**RECORDS SHOWN:**
++++++++++++++++++++

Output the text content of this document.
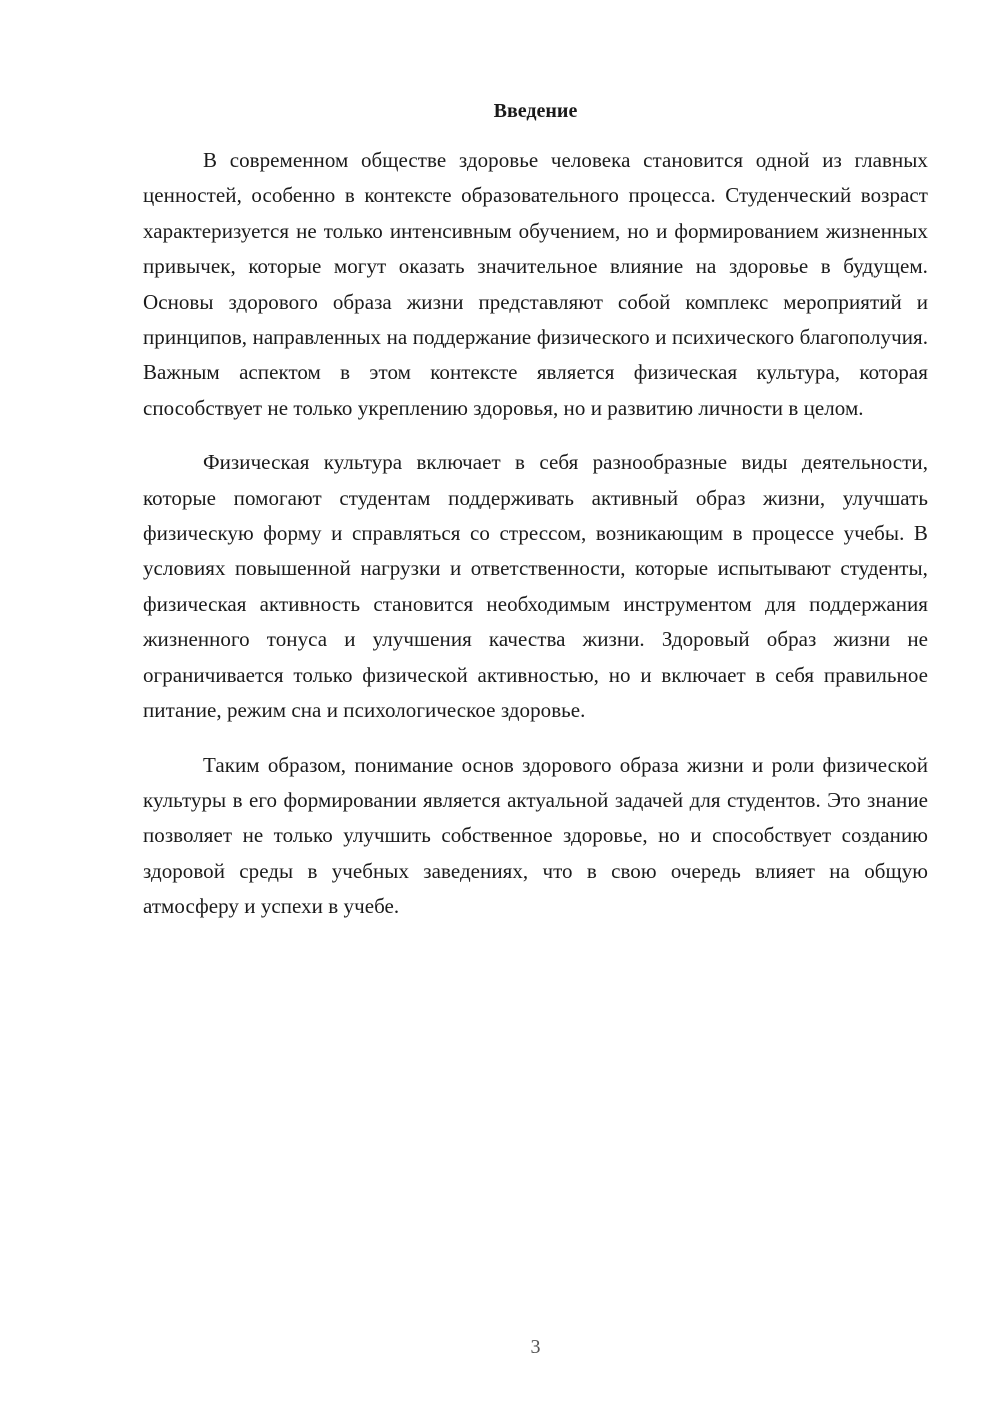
Введение

В современном обществе здоровье человека становится одной из главных ценностей, особенно в контексте образовательного процесса. Студенческий возраст характеризуется не только интенсивным обучением, но и формированием жизненных привычек, которые могут оказать значительное влияние на здоровье в будущем. Основы здорового образа жизни представляют собой комплекс мероприятий и принципов, направленных на поддержание физического и психического благополучия. Важным аспектом в этом контексте является физическая культура, которая способствует не только укреплению здоровья, но и развитию личности в целом.

Физическая культура включает в себя разнообразные виды деятельности, которые помогают студентам поддерживать активный образ жизни, улучшать физическую форму и справляться со стрессом, возникающим в процессе учебы. В условиях повышенной нагрузки и ответственности, которые испытывают студенты, физическая активность становится необходимым инструментом для поддержания жизненного тонуса и улучшения качества жизни. Здоровый образ жизни не ограничивается только физической активностью, но и включает в себя правильное питание, режим сна и психологическое здоровье.

Таким образом, понимание основ здорового образа жизни и роли физической культуры в его формировании является актуальной задачей для студентов. Это знание позволяет не только улучшить собственное здоровье, но и способствует созданию здоровой среды в учебных заведениях, что в свою очередь влияет на общую атмосферу и успехи в учебе.

3
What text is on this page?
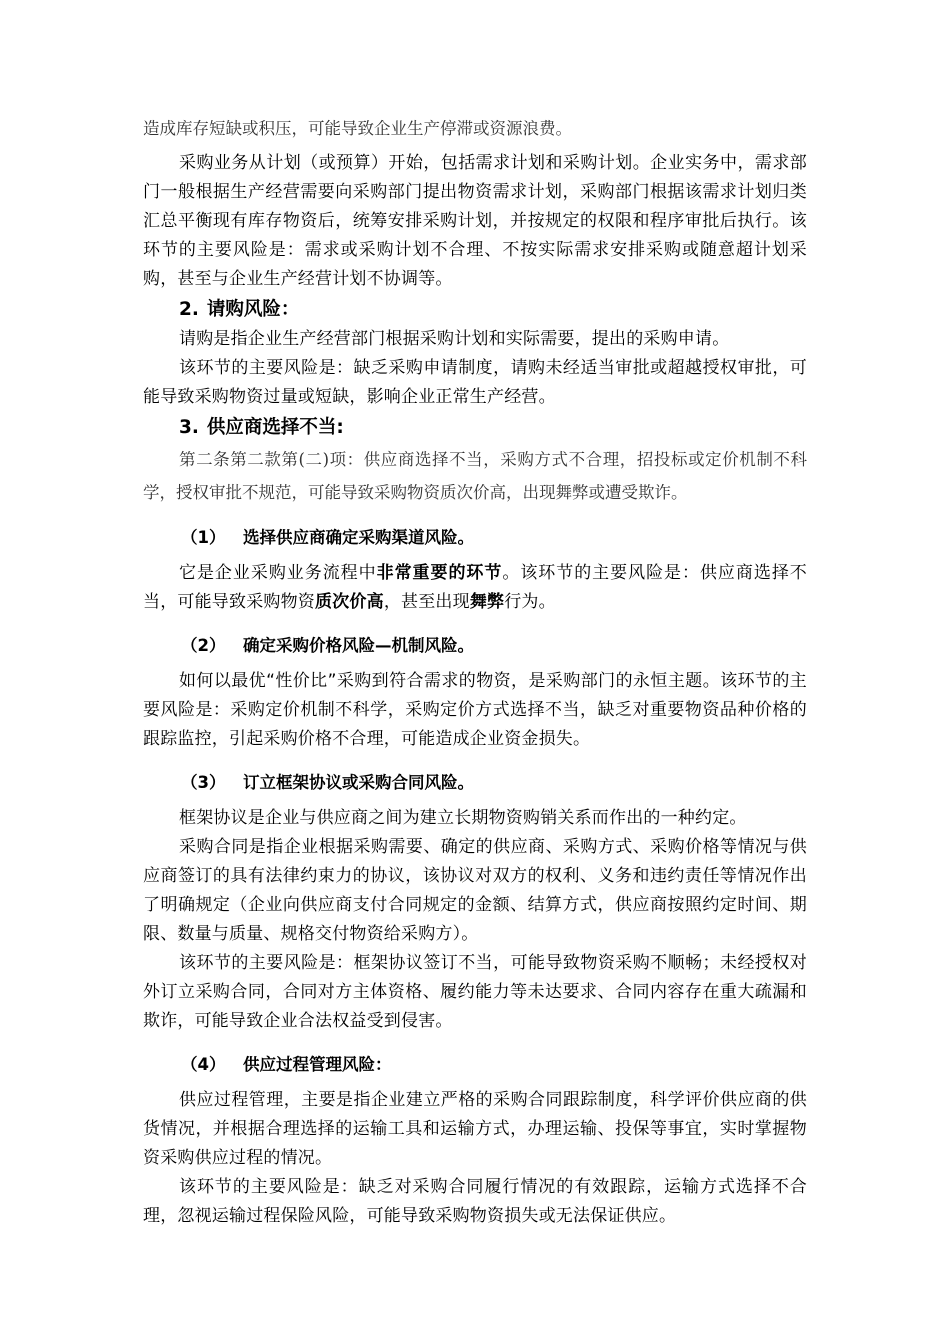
造成库存短缺或积压，可能导致企业生产停滞或资源浪费。

采购业务从计划（或预算）开始，包括需求计划和采购计划。企业实务中，需求部门一般根据生产经营需要向采购部门提出物资需求计划，采购部门根据该需求计划归类汇总平衡现有库存物资后，统筹安排采购计划，并按规定的权限和程序审批后执行。该环节的主要风险是：需求或采购计划不合理、不按实际需求安排采购或随意超计划采购，甚至与企业生产经营计划不协调等。

2. 请购风险：

请购是指企业生产经营部门根据采购计划和实际需要，提出的采购申请。

该环节的主要风险是：缺乏采购申请制度，请购未经适当审批或超越授权审批，可能导致采购物资过量或短缺，影响企业正常生产经营。

3. 供应商选择不当:

第二条第二款第(二)项：供应商选择不当，采购方式不合理，招投标或定价机制不科学，授权审批不规范，可能导致采购物资质次价高，出现舞弊或遭受欺诈。

（1） 选择供应商确定采购渠道风险。

它是企业采购业务流程中非常重要的环节。该环节的主要风险是：供应商选择不当，可能导致采购物资质次价高，甚至出现舞弊行为。

（2） 确定采购价格风险—机制风险。

如何以最优“性价比”采购到符合需求的物资，是采购部门的永恒主题。该环节的主要风险是：采购定价机制不科学，采购定价方式选择不当，缺乏对重要物资品种价格的跟踪监控，引起采购价格不合理，可能造成企业资金损失。

（3） 订立框架协议或采购合同风险。

框架协议是企业与供应商之间为建立长期物资购销关系而作出的一种约定。

采购合同是指企业根据采购需要、确定的供应商、采购方式、采购价格等情况与供应商签订的具有法律约束力的协议，该协议对双方的权利、义务和违约责任等情况作出了明确规定（企业向供应商支付合同规定的金额、结算方式，供应商按照约定时间、期限、数量与质量、规格交付物资给采购方）。

该环节的主要风险是：框架协议签订不当，可能导致物资采购不顺畅；未经授权对外订立采购合同，合同对方主体资格、履约能力等未达要求、合同内容存在重大疏漏和欺诈，可能导致企业合法权益受到侵害。

（4） 供应过程管理风险：

供应过程管理，主要是指企业建立严格的采购合同跟踪制度，科学评价供应商的供货情况，并根据合理选择的运输工具和运输方式，办理运输、投保等事宜，实时掌握物资采购供应过程的情况。

该环节的主要风险是：缺乏对采购合同履行情况的有效跟踪，运输方式选择不合理，忽视运输过程保险风险，可能导致采购物资损失或无法保证供应。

++++++++++++++++++++

**BRIEF:** Return from the data every line that holds "可能导致采购物资质次价高".

**TASK RESULT:**
第二条第二款第(二)项：供应商选择不当，采购方式不合理，招投标或定价机制不科学，授权审批不规范，可能导致采购物资质次价高，出现舞弊或遭受欺诈。
它是企业采购业务流程中非常重要的环节。该环节的主要风险是：供应商选择不当，可能导致采购物资质次价高，甚至出现舞弊行为。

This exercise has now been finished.